PROBLEM TO WORK ON
Repeat every record below exactly as written.

Saved entries

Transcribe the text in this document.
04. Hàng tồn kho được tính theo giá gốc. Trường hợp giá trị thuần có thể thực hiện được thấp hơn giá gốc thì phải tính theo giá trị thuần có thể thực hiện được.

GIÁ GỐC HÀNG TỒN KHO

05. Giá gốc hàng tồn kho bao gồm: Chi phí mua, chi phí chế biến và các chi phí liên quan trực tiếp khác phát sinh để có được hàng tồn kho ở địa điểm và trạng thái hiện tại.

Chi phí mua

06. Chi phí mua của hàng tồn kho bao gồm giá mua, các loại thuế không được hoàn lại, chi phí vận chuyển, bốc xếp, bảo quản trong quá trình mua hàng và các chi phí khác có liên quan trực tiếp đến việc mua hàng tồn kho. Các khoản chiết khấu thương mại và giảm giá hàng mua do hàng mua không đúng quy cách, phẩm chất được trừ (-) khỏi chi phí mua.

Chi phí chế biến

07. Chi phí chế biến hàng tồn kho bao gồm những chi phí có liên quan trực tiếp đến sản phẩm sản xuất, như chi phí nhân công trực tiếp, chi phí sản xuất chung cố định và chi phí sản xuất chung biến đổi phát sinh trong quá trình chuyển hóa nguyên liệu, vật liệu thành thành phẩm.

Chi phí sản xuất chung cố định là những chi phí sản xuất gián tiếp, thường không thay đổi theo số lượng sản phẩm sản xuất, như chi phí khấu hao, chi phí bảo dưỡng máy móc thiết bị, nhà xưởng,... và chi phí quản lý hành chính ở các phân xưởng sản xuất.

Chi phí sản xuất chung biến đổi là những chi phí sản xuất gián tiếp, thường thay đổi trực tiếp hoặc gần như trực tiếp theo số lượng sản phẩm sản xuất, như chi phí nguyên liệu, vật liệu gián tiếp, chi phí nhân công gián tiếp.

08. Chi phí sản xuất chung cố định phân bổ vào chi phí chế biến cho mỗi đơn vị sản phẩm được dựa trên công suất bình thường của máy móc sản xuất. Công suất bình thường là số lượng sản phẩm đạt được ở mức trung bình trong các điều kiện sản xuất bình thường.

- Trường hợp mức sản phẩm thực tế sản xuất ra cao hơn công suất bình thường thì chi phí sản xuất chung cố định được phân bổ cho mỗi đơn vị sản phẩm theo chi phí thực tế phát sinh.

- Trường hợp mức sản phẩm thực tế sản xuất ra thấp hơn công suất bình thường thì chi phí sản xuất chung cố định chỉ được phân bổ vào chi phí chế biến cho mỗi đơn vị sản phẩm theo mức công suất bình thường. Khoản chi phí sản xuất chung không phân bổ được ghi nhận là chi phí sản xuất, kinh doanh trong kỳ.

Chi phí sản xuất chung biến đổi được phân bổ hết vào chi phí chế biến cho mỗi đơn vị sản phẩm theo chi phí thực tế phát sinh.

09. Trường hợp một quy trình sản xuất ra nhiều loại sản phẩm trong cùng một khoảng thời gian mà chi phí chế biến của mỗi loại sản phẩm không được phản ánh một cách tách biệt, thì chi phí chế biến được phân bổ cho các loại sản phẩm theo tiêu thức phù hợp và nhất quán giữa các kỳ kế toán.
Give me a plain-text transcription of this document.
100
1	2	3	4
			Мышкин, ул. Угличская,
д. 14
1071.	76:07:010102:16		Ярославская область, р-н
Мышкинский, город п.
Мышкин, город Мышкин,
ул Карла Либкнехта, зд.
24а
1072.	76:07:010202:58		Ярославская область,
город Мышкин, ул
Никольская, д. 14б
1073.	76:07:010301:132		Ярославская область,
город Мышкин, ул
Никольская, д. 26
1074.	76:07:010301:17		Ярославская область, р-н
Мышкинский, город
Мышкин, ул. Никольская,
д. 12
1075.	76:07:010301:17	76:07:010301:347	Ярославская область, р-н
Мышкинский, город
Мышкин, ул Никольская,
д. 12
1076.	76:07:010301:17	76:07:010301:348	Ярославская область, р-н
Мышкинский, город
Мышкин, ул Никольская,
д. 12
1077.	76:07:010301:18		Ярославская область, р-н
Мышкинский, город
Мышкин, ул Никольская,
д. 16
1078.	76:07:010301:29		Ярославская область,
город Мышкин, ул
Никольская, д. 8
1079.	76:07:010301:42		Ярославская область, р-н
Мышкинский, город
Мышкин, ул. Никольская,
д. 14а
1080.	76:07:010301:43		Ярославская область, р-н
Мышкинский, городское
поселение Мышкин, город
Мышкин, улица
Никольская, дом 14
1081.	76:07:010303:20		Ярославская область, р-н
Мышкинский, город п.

CORRECT RESPONSE
Transcribe the text in this document.
04. Hàng tồn kho được tính theo giá gốc. Trường hợp giá trị thuần có thể thực hiện được thấp hơn giá gốc thì phải tính theo giá trị thuần có thể thực hiện được.

GIÁ GỐC HÀNG TỒN KHO

05. Giá gốc hàng tồn kho bao gồm: Chi phí mua, chi phí chế biến và các chi phí liên quan trực tiếp khác phát sinh để có được hàng tồn kho ở địa điểm và trạng thái hiện tại.

Chi phí mua

06. Chi phí mua của hàng tồn kho bao gồm giá mua, các loại thuế không được hoàn lại, chi phí vận chuyển, bốc xếp, bảo quản trong quá trình mua hàng và các chi phí khác có liên quan trực tiếp đến việc mua hàng tồn kho. Các khoản chiết khấu thương mại và giảm giá hàng mua do hàng mua không đúng quy cách, phẩm chất được trừ (-) khỏi chi phí mua.

Chi phí chế biến

07. Chi phí chế biến hàng tồn kho bao gồm những chi phí có liên quan trực tiếp đến sản phẩm sản xuất, như chi phí nhân công trực tiếp, chi phí sản xuất chung cố định và chi phí sản xuất chung biến đổi phát sinh trong quá trình chuyển hóa nguyên liệu, vật liệu thành thành phẩm.

Chi phí sản xuất chung cố định là những chi phí sản xuất gián tiếp, thường không thay đổi theo số lượng sản phẩm sản xuất, như chi phí khấu hao, chi phí bảo dưỡng máy móc thiết bị, nhà xưởng,... và chi phí quản lý hành chính ở các phân xưởng sản xuất.

Chi phí sản xuất chung biến đổi là những chi phí sản xuất gián tiếp, thường thay đổi trực tiếp hoặc gần như trực tiếp theo số lượng sản phẩm sản xuất, như chi phí nguyên liệu, vật liệu gián tiếp, chi phí nhân công gián tiếp.

08. Chi phí sản xuất chung cố định phân bổ vào chi phí chế biến cho mỗi đơn vị sản phẩm được dựa trên công suất bình thường của máy móc sản xuất. Công suất bình thường là số lượng sản phẩm đạt được ở mức trung bình trong các điều kiện sản xuất bình thường.

- Trường hợp mức sản phẩm thực tế sản xuất ra cao hơn công suất bình thường thì chi phí sản xuất chung cố định được phân bổ cho mỗi đơn vị sản phẩm theo chi phí thực tế phát sinh.

- Trường hợp mức sản phẩm thực tế sản xuất ra thấp hơn công suất bình thường thì chi phí sản xuất chung cố định chỉ được phân bổ vào chi phí chế biến cho mỗi đơn vị sản phẩm theo mức công suất bình thường. Khoản chi phí sản xuất chung không phân bổ được ghi nhận là chi phí sản xuất, kinh doanh trong kỳ.

Chi phí sản xuất chung biến đổi được phân bổ hết vào chi phí chế biến cho mỗi đơn vị sản phẩm theo chi phí thực tế phát sinh.

09. Trường hợp một quy trình sản xuất ra nhiều loại sản phẩm trong cùng một khoảng thời gian mà chi phí chế biến của mỗi loại sản phẩm không được phản ánh một cách tách biệt, thì chi phí chế biến được phân bổ cho các loại sản phẩm theo tiêu thức phù hợp và nhất quán giữa các kỳ kế toán.
Give me a plain-text transcription of this document.
100
1	2	3	4
			Мышкин, ул. Угличская,
д. 14
1071.	76:07:010102:16		Ярославская область, р-н
Мышкинский, город п.
Мышкин, город Мышкин,
ул Карла Либкнехта, зд.
24а
1072.	76:07:010202:58		Ярославская область,
город Мышкин, ул
Никольская, д. 14б
1073.	76:07:010301:132		Ярославская область,
город Мышкин, ул
Никольская, д. 26
1074.	76:07:010301:17		Ярославская область, р-н
Мышкинский, город
Мышкин, ул. Никольская,
д. 12
1075.	76:07:010301:17	76:07:010301:347	Ярославская область, р-н
Мышкинский, город
Мышкин, ул Никольская,
д. 12
1076.	76:07:010301:17	76:07:010301:348	Ярославская область, р-н
Мышкинский, город
Мышкин, ул Никольская,
д. 12
1077.	76:07:010301:18		Ярославская область, р-н
Мышкинский, город
Мышкин, ул Никольская,
д. 16
1078.	76:07:010301:29		Ярославская область,
город Мышкин, ул
Никольская, д. 8
1079.	76:07:010301:42		Ярославская область, р-н
Мышкинский, город
Мышкин, ул. Никольская,
д. 14а
1080.	76:07:010301:43		Ярославская область, р-н
Мышкинский, городское
поселение Мышкин, город
Мышкин, улица
Никольская, дом 14
1081.	76:07:010303:20		Ярославская область, р-н
Мышкинский, город п.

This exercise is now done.